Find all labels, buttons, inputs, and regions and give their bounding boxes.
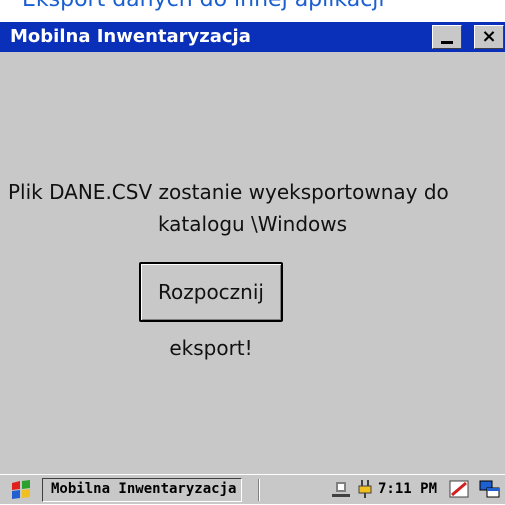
pen-icon[interactable] bbox=[448, 479, 472, 501]
window-client-area: Plik DANE.CSV zostanie wyeksportownay do… bbox=[0, 52, 505, 474]
window-title: Mobilna Inwentaryzacja bbox=[10, 26, 251, 47]
tray-divider bbox=[258, 479, 260, 501]
task-label: Mobilna Inwentaryzacja bbox=[51, 481, 237, 497]
start-icon bbox=[12, 480, 30, 499]
network-icon[interactable] bbox=[330, 478, 352, 500]
minimize-button[interactable] bbox=[432, 25, 462, 49]
export-message: Plik DANE.CSV zostanie wyeksportownay do… bbox=[0, 176, 505, 240]
taskbar: Mobilna Inwentaryzacja 7:11 PM bbox=[0, 474, 505, 504]
clock[interactable]: 7:11 PM bbox=[378, 481, 437, 497]
start-button[interactable] bbox=[8, 479, 36, 501]
start-export-button[interactable]: Rozpocznij eksport! bbox=[139, 262, 283, 360]
caption-text: Eksport danych do innej aplikacji bbox=[22, 0, 385, 12]
close-button[interactable]: × bbox=[474, 25, 504, 49]
power-icon[interactable] bbox=[354, 478, 376, 500]
windows-icon[interactable] bbox=[478, 479, 502, 501]
taskbar-task-button[interactable]: Mobilna Inwentaryzacja bbox=[42, 478, 242, 502]
message-line-2: katalogu \Windows bbox=[157, 212, 348, 236]
window-titlebar: Mobilna Inwentaryzacja × bbox=[0, 22, 505, 52]
message-line-1: Plik DANE.CSV zostanie wyeksportownay do bbox=[8, 180, 449, 204]
minimize-icon bbox=[441, 41, 453, 44]
page-caption: Eksport danych do innej aplikacji bbox=[0, 0, 505, 22]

CHALLENGE. Reproduce every line of the item above word for word, leaving out the picture.

EXERCISE ANSWER.
Find all labels, buttons, inputs, and regions and give their bounding boxes.
pen-icon[interactable] bbox=[448, 479, 472, 501]
window-client-area: Plik DANE.CSV zostanie wyeksportownay do… bbox=[0, 52, 505, 474]
window-title: Mobilna Inwentaryzacja bbox=[10, 26, 251, 47]
tray-divider bbox=[258, 479, 260, 501]
task-label: Mobilna Inwentaryzacja bbox=[51, 481, 237, 497]
start-icon bbox=[12, 480, 30, 499]
network-icon[interactable] bbox=[330, 478, 352, 500]
minimize-button[interactable] bbox=[432, 25, 462, 49]
export-message: Plik DANE.CSV zostanie wyeksportownay do… bbox=[0, 176, 505, 240]
taskbar: Mobilna Inwentaryzacja 7:11 PM bbox=[0, 474, 505, 504]
clock[interactable]: 7:11 PM bbox=[378, 481, 437, 497]
start-button[interactable] bbox=[8, 479, 36, 501]
start-export-button[interactable]: Rozpocznij eksport! bbox=[139, 262, 283, 360]
caption-text: Eksport danych do innej aplikacji bbox=[22, 0, 385, 12]
close-button[interactable]: × bbox=[474, 25, 504, 49]
power-icon[interactable] bbox=[354, 478, 376, 500]
windows-icon[interactable] bbox=[478, 479, 502, 501]
taskbar-task-button[interactable]: Mobilna Inwentaryzacja bbox=[42, 478, 242, 502]
message-line-2: katalogu \Windows bbox=[157, 212, 348, 236]
window-titlebar: Mobilna Inwentaryzacja × bbox=[0, 22, 505, 52]
message-line-1: Plik DANE.CSV zostanie wyeksportownay do bbox=[8, 180, 449, 204]
minimize-icon bbox=[441, 41, 453, 44]
page-caption: Eksport danych do innej aplikacji bbox=[0, 0, 505, 22]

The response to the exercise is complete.